Quote all of the data exactly as given. Skip every picture it contains.
====== Data supplied
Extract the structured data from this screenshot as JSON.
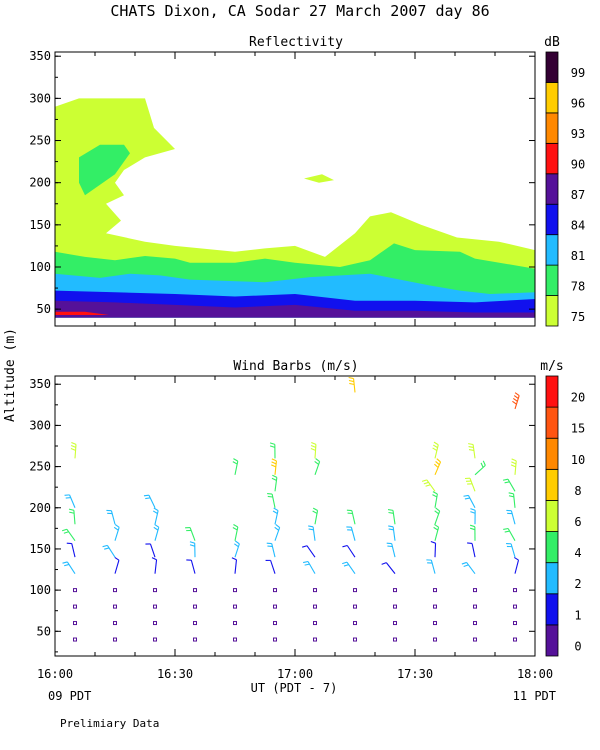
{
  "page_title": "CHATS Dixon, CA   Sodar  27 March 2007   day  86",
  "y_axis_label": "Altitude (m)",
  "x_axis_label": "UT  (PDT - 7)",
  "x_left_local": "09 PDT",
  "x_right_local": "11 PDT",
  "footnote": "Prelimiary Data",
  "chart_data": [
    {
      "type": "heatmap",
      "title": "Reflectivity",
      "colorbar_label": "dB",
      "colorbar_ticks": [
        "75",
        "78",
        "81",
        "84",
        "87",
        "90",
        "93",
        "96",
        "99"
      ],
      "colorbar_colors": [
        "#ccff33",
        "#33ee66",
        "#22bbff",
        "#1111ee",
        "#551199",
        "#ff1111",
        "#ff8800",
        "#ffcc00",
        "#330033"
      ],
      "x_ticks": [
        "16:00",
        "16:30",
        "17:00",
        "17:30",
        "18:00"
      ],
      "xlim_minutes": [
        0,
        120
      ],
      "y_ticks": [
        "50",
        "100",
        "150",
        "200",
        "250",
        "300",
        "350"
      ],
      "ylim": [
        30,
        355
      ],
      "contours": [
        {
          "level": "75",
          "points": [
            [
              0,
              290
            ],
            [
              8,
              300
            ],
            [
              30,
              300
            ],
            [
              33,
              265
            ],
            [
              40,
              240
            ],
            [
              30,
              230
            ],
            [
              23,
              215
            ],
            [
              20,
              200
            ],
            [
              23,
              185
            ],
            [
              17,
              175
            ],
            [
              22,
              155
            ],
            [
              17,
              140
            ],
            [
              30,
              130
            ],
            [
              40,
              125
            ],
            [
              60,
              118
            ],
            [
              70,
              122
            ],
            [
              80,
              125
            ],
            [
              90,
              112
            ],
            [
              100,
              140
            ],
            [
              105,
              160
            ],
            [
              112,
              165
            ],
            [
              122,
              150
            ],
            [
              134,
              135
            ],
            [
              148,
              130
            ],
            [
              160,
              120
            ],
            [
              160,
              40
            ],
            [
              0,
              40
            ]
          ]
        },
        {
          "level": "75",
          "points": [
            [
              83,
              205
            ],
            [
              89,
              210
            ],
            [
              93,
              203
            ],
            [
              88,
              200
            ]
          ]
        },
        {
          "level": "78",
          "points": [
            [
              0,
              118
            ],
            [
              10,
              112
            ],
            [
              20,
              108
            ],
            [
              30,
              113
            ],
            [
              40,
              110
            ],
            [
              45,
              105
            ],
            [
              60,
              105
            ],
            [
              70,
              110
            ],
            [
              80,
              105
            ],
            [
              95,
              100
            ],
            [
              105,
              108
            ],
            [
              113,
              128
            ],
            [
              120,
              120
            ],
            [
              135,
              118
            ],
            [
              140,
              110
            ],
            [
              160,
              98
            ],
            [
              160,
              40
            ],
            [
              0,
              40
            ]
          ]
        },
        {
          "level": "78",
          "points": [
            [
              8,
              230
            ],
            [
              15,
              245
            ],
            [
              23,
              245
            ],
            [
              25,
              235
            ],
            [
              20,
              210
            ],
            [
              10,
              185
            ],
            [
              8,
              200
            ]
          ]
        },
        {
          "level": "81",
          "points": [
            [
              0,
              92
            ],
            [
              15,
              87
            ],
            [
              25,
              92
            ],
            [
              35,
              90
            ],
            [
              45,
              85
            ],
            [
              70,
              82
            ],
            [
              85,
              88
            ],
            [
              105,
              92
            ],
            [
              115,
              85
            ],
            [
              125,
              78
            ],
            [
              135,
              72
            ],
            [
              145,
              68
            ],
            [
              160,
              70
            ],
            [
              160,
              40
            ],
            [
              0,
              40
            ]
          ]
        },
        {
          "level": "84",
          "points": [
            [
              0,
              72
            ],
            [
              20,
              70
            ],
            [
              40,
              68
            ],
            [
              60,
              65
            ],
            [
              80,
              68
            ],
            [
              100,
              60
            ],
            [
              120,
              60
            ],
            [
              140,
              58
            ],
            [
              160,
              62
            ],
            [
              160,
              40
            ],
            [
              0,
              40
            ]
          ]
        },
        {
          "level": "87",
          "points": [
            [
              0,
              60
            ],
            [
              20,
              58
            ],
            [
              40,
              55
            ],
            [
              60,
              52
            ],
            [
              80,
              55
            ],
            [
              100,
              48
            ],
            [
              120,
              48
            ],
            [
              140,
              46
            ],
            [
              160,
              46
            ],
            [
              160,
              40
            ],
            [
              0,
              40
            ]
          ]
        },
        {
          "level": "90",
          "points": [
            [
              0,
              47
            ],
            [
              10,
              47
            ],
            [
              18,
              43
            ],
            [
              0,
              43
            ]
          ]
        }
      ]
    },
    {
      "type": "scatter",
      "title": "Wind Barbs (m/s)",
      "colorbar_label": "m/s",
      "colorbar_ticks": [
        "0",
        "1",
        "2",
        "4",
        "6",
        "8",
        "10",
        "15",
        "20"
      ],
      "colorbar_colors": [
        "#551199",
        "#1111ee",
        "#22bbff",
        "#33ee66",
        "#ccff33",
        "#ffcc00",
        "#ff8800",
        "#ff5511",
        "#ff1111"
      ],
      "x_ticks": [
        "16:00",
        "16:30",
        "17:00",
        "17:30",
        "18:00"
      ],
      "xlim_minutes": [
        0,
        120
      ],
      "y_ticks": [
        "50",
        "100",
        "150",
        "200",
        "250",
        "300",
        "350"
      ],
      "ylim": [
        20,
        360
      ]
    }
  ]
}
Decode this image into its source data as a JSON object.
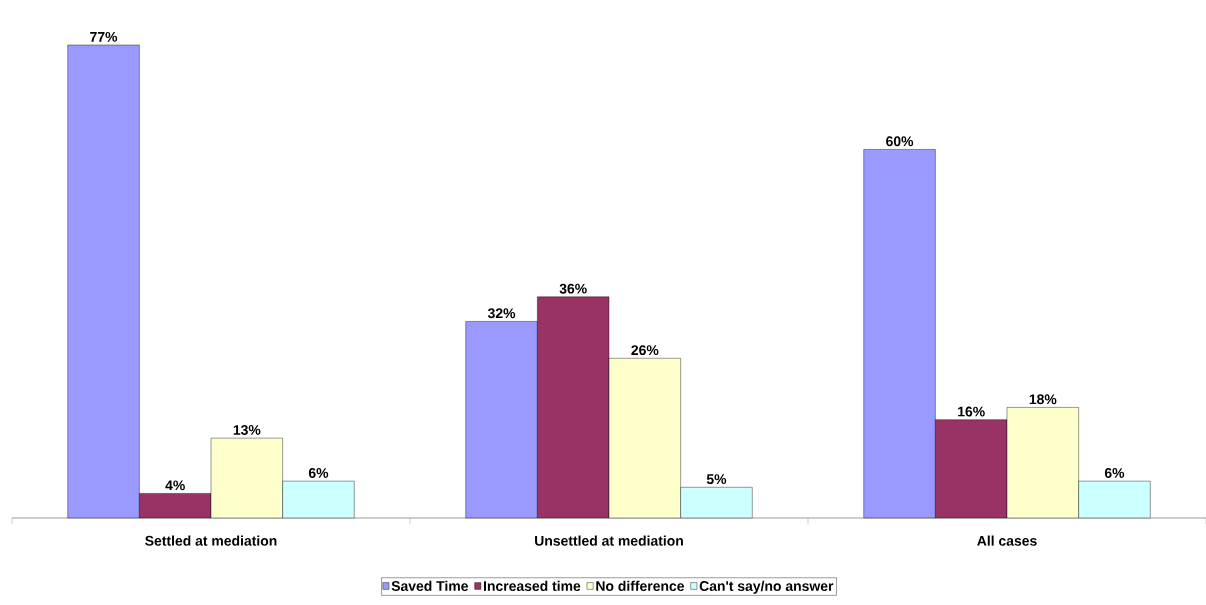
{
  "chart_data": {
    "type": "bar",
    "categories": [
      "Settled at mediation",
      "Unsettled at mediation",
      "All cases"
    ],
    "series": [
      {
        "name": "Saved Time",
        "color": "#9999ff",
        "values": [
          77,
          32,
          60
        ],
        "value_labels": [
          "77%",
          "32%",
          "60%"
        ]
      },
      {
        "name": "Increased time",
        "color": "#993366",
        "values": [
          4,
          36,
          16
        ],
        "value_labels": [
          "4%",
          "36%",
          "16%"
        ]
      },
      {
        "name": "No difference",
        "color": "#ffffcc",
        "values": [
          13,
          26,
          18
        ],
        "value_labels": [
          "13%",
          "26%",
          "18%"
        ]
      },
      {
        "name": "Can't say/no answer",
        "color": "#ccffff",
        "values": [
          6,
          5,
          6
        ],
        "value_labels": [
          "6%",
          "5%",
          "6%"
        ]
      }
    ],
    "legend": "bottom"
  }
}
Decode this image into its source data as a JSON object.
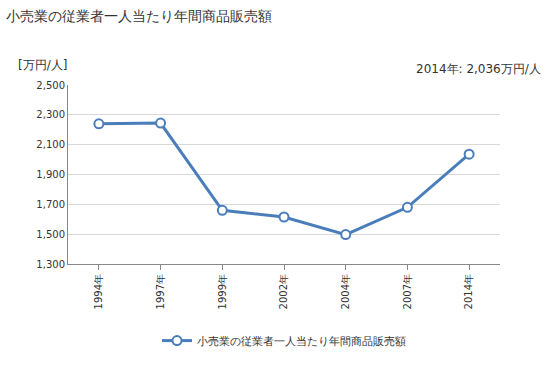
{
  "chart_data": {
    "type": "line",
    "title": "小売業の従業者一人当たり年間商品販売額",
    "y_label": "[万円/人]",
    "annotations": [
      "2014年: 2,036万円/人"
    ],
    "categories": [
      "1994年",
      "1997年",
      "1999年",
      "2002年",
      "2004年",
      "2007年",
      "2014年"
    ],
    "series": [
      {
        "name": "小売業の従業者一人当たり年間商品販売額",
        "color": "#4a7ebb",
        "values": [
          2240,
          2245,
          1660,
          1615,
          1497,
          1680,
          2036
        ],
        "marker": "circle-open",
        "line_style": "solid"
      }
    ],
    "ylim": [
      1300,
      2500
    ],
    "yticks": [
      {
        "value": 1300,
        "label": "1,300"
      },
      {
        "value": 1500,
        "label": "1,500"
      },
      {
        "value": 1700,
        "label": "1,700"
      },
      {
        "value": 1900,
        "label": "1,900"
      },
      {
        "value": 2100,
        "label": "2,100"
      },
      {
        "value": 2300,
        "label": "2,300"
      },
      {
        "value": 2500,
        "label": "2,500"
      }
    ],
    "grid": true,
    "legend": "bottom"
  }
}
============
* Exercise output *
Extract the structured data from this screenshot as JSON.
{
  "page_title": "CHATS Dixon, CA   Sodar  27 March 2007   day  86",
  "y_axis_label": "Altitude (m)",
  "x_axis_label": "UT  (PDT - 7)",
  "x_left_local": "09 PDT",
  "x_right_local": "11 PDT",
  "footnote": "Prelimiary Data",
  "chart_data": [
    {
      "type": "heatmap",
      "title": "Reflectivity",
      "colorbar_label": "dB",
      "colorbar_ticks": [
        "75",
        "78",
        "81",
        "84",
        "87",
        "90",
        "93",
        "96",
        "99"
      ],
      "colorbar_colors": [
        "#ccff33",
        "#33ee66",
        "#22bbff",
        "#1111ee",
        "#551199",
        "#ff1111",
        "#ff8800",
        "#ffcc00",
        "#330033"
      ],
      "x_ticks": [
        "16:00",
        "16:30",
        "17:00",
        "17:30",
        "18:00"
      ],
      "xlim_minutes": [
        0,
        120
      ],
      "y_ticks": [
        "50",
        "100",
        "150",
        "200",
        "250",
        "300",
        "350"
      ],
      "ylim": [
        30,
        355
      ],
      "contours": [
        {
          "level": "75",
          "points": [
            [
              0,
              290
            ],
            [
              8,
              300
            ],
            [
              30,
              300
            ],
            [
              33,
              265
            ],
            [
              40,
              240
            ],
            [
              30,
              230
            ],
            [
              23,
              215
            ],
            [
              20,
              200
            ],
            [
              23,
              185
            ],
            [
              17,
              175
            ],
            [
              22,
              155
            ],
            [
              17,
              140
            ],
            [
              30,
              130
            ],
            [
              40,
              125
            ],
            [
              60,
              118
            ],
            [
              70,
              122
            ],
            [
              80,
              125
            ],
            [
              90,
              112
            ],
            [
              100,
              140
            ],
            [
              105,
              160
            ],
            [
              112,
              165
            ],
            [
              122,
              150
            ],
            [
              134,
              135
            ],
            [
              148,
              130
            ],
            [
              160,
              120
            ],
            [
              160,
              40
            ],
            [
              0,
              40
            ]
          ]
        },
        {
          "level": "75",
          "points": [
            [
              83,
              205
            ],
            [
              89,
              210
            ],
            [
              93,
              203
            ],
            [
              88,
              200
            ]
          ]
        },
        {
          "level": "78",
          "points": [
            [
              0,
              118
            ],
            [
              10,
              112
            ],
            [
              20,
              108
            ],
            [
              30,
              113
            ],
            [
              40,
              110
            ],
            [
              45,
              105
            ],
            [
              60,
              105
            ],
            [
              70,
              110
            ],
            [
              80,
              105
            ],
            [
              95,
              100
            ],
            [
              105,
              108
            ],
            [
              113,
              128
            ],
            [
              120,
              120
            ],
            [
              135,
              118
            ],
            [
              140,
              110
            ],
            [
              160,
              98
            ],
            [
              160,
              40
            ],
            [
              0,
              40
            ]
          ]
        },
        {
          "level": "78",
          "points": [
            [
              8,
              230
            ],
            [
              15,
              245
            ],
            [
              23,
              245
            ],
            [
              25,
              235
            ],
            [
              20,
              210
            ],
            [
              10,
              185
            ],
            [
              8,
              200
            ]
          ]
        },
        {
          "level": "81",
          "points": [
            [
              0,
              92
            ],
            [
              15,
              87
            ],
            [
              25,
              92
            ],
            [
              35,
              90
            ],
            [
              45,
              85
            ],
            [
              70,
              82
            ],
            [
              85,
              88
            ],
            [
              105,
              92
            ],
            [
              115,
              85
            ],
            [
              125,
              78
            ],
            [
              135,
              72
            ],
            [
              145,
              68
            ],
            [
              160,
              70
            ],
            [
              160,
              40
            ],
            [
              0,
              40
            ]
          ]
        },
        {
          "level": "84",
          "points": [
            [
              0,
              72
            ],
            [
              20,
              70
            ],
            [
              40,
              68
            ],
            [
              60,
              65
            ],
            [
              80,
              68
            ],
            [
              100,
              60
            ],
            [
              120,
              60
            ],
            [
              140,
              58
            ],
            [
              160,
              62
            ],
            [
              160,
              40
            ],
            [
              0,
              40
            ]
          ]
        },
        {
          "level": "87",
          "points": [
            [
              0,
              60
            ],
            [
              20,
              58
            ],
            [
              40,
              55
            ],
            [
              60,
              52
            ],
            [
              80,
              55
            ],
            [
              100,
              48
            ],
            [
              120,
              48
            ],
            [
              140,
              46
            ],
            [
              160,
              46
            ],
            [
              160,
              40
            ],
            [
              0,
              40
            ]
          ]
        },
        {
          "level": "90",
          "points": [
            [
              0,
              47
            ],
            [
              10,
              47
            ],
            [
              18,
              43
            ],
            [
              0,
              43
            ]
          ]
        }
      ]
    },
    {
      "type": "scatter",
      "title": "Wind Barbs (m/s)",
      "colorbar_label": "m/s",
      "colorbar_ticks": [
        "0",
        "1",
        "2",
        "4",
        "6",
        "8",
        "10",
        "15",
        "20"
      ],
      "colorbar_colors": [
        "#551199",
        "#1111ee",
        "#22bbff",
        "#33ee66",
        "#ccff33",
        "#ffcc00",
        "#ff8800",
        "#ff5511",
        "#ff1111"
      ],
      "x_ticks": [
        "16:00",
        "16:30",
        "17:00",
        "17:30",
        "18:00"
      ],
      "xlim_minutes": [
        0,
        120
      ],
      "y_ticks": [
        "50",
        "100",
        "150",
        "200",
        "250",
        "300",
        "350"
      ],
      "ylim": [
        20,
        360
      ]
    }
  ]
}
Decode this image into its source data as a JSON object.
{
  "chart_data": {
    "type": "bar",
    "categories": [
      "Settled at mediation",
      "Unsettled at mediation",
      "All cases"
    ],
    "series": [
      {
        "name": "Saved Time",
        "color": "#9999ff",
        "values": [
          77,
          32,
          60
        ],
        "value_labels": [
          "77%",
          "32%",
          "60%"
        ]
      },
      {
        "name": "Increased time",
        "color": "#993366",
        "values": [
          4,
          36,
          16
        ],
        "value_labels": [
          "4%",
          "36%",
          "16%"
        ]
      },
      {
        "name": "No difference",
        "color": "#ffffcc",
        "values": [
          13,
          26,
          18
        ],
        "value_labels": [
          "13%",
          "26%",
          "18%"
        ]
      },
      {
        "name": "Can't say/no answer",
        "color": "#ccffff",
        "values": [
          6,
          5,
          6
        ],
        "value_labels": [
          "6%",
          "5%",
          "6%"
        ]
      }
    ],
    "legend": "bottom"
  }
}
Decode this image into its source data as a JSON object.
{
  "chart_data": {
    "type": "line",
    "title": "小売業の従業者一人当たり年間商品販売額",
    "y_label": "[万円/人]",
    "annotations": [
      "2014年: 2,036万円/人"
    ],
    "categories": [
      "1994年",
      "1997年",
      "1999年",
      "2002年",
      "2004年",
      "2007年",
      "2014年"
    ],
    "series": [
      {
        "name": "小売業の従業者一人当たり年間商品販売額",
        "color": "#4a7ebb",
        "values": [
          2240,
          2245,
          1660,
          1615,
          1497,
          1680,
          2036
        ],
        "marker": "circle-open",
        "line_style": "solid"
      }
    ],
    "ylim": [
      1300,
      2500
    ],
    "yticks": [
      {
        "value": 1300,
        "label": "1,300"
      },
      {
        "value": 1500,
        "label": "1,500"
      },
      {
        "value": 1700,
        "label": "1,700"
      },
      {
        "value": 1900,
        "label": "1,900"
      },
      {
        "value": 2100,
        "label": "2,100"
      },
      {
        "value": 2300,
        "label": "2,300"
      },
      {
        "value": 2500,
        "label": "2,500"
      }
    ],
    "grid": true,
    "legend": "bottom"
  }
}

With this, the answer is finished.